OBJECTIVE :: Pick out all lines of the entries that include the word "What" and copy them.

DATA PROVIDED ::
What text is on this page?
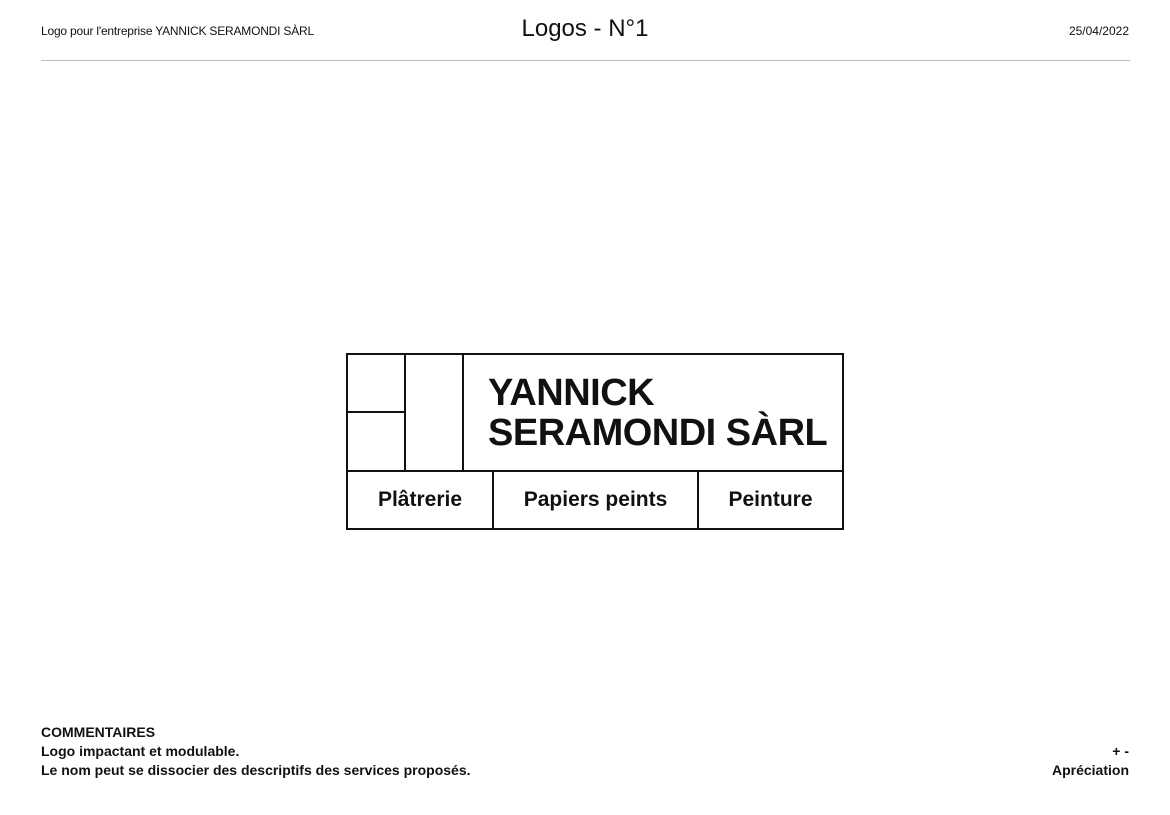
Logo pour l'entreprise YANNICK SERAMONDI SÀRL	Logos - N°1	25/04/2022
YANNICK
SERAMONDI SÀRL
Plâtrerie	Papiers peints	Peinture
COMMENTAIRES
Logo impactant et modulable.
Le nom peut se dissocier des descriptifs des services proposés.
+ -
Apréciation
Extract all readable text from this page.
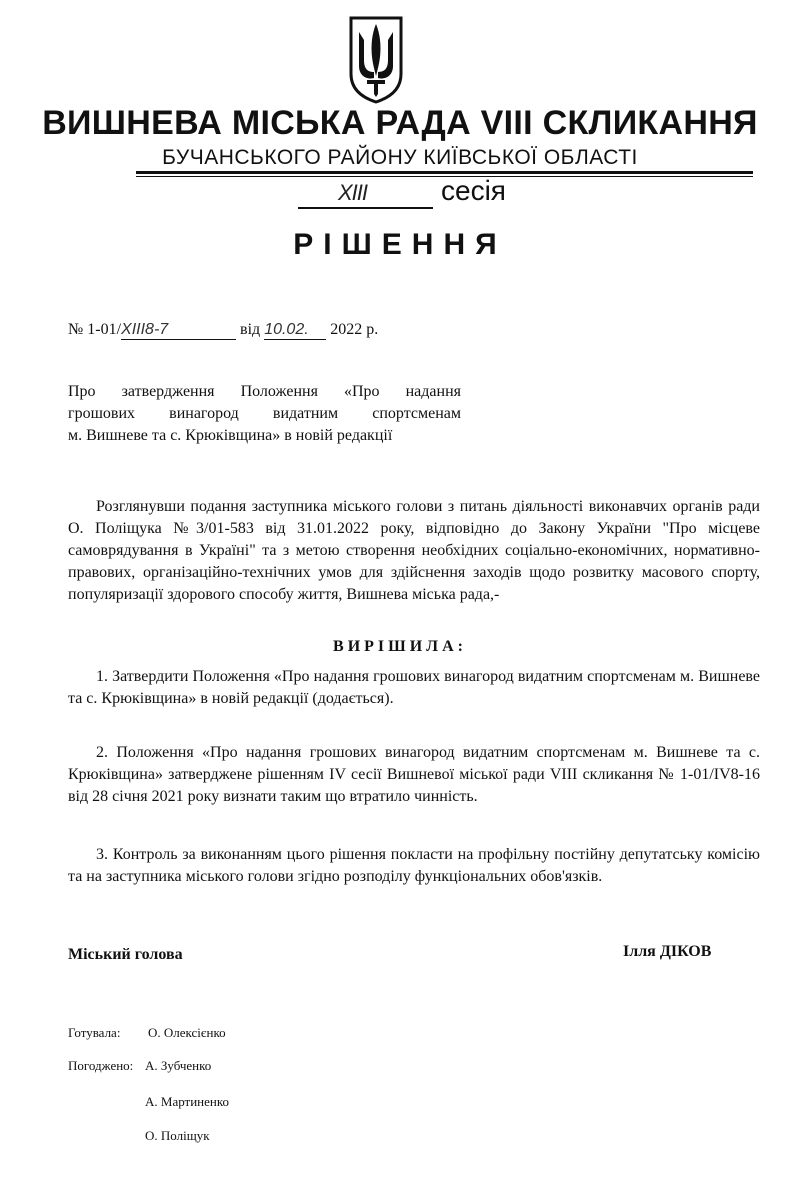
ВИШНЕВА МІСЬКА РАДА VIII СКЛИКАННЯ
БУЧАНСЬКОГО РАЙОНУ КИЇВСЬКОЇ ОБЛАСТІ
XIII	сесія
РІШЕННЯ
№ 1-01/XIII8-7	від 10.02. 2022 р.
Про затвердження Положення «Про надання
грошових винагород видатним спортсменам
м. Вишневе та с. Крюківщина» в новій редакції
Розглянувши подання заступника міського голови з питань діяльності виконавчих органів ради О. Поліщука №3/01-583 від 31.01.2022 року, відповідно до Закону України "Про місцеве самоврядування в Україні" та з метою створення необхідних соціально-економічних, нормативно-правових, організаційно-технічних умов для здійснення заходів щодо розвитку масового спорту, популяризації здорового способу життя, Вишнева міська рада,-
ВИРІШИЛА:
1. Затвердити Положення «Про надання грошових винагород видатним спортсменам м. Вишневе та с. Крюківщина» в новій редакції (додається).
2. Положення «Про надання грошових винагород видатним спортсменам м. Вишневе та с. Крюківщина» затверджене рішенням IV сесії Вишневої міської ради VIII скликання № 1-01/IV8-16 від 28 січня 2021 року визнати таким що втратило чинність.
3. Контроль за виконанням цього рішення покласти на профільну постійну депутатську комісію та на заступника міського голови згідно розподілу функціональних обов'язків.
Міський голова	Ілля ДІКОВ
Готувала: О. Олексієнко
Погоджено: А. Зубченко
А. Мартиненко
О. Поліщук
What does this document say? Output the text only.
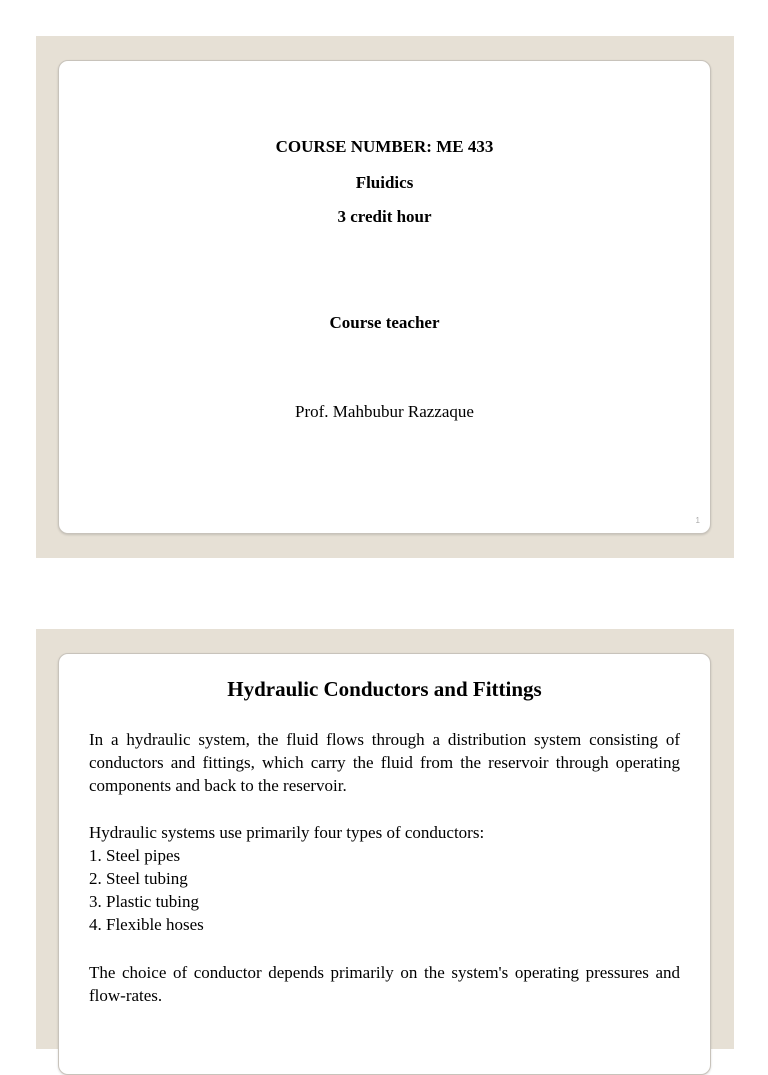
COURSE NUMBER: ME 433
Fluidics
3 credit hour
Course teacher
Prof. Mahbubur Razzaque
1
Hydraulic Conductors and Fittings
In a hydraulic system, the fluid flows through a distribution system consisting of conductors and fittings, which carry the fluid from the reservoir through operating components and back to the reservoir.
Hydraulic systems use primarily four types of conductors:
1. Steel pipes
2. Steel tubing
3. Plastic tubing
4. Flexible hoses
The choice of conductor depends primarily on the system's operating pressures and flow-rates.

SOLUTION FOR THIS PROBLEM ::
What text is on this page?
What does this document say? Output the text only.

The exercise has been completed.